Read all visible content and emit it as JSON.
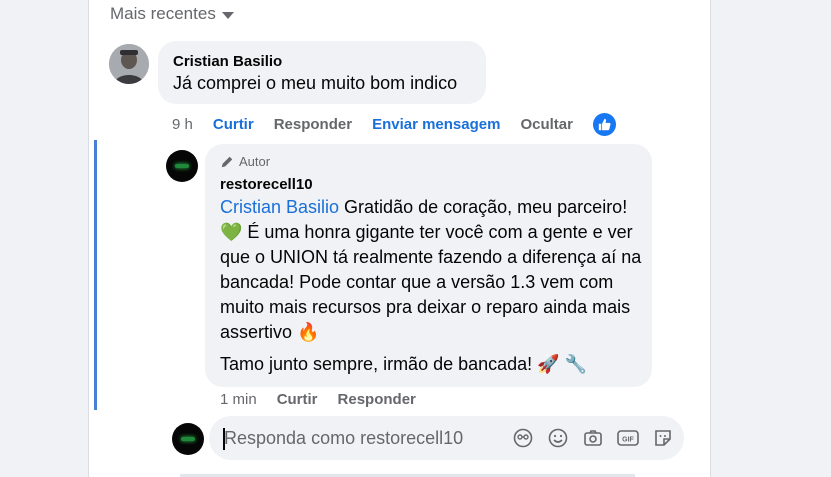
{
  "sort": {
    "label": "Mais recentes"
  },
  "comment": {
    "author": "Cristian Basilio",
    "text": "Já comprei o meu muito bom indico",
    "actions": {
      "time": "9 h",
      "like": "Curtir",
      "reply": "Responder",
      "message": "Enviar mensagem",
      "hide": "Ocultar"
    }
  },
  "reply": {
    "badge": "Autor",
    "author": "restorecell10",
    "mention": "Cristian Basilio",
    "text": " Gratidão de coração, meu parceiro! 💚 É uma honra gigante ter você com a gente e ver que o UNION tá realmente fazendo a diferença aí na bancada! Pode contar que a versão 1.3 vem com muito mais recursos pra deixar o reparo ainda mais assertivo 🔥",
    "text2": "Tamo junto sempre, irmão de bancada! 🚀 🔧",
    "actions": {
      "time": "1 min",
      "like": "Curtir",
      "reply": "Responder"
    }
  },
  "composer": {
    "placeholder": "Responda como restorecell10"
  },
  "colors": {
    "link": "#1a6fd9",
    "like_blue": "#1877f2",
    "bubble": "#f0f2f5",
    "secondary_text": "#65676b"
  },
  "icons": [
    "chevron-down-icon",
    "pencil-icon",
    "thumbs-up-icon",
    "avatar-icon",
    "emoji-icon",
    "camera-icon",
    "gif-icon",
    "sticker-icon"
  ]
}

┄┄┄┄┄┄┄┄┄┄┄┄┄┄┄┄┄┄┄┄

- **What is asked**:
Check each line of the entries above, and show every one holding the word "reply".

- **Full answer**:
      "reply": "Responder",
  "reply": {
      "reply": "Responder"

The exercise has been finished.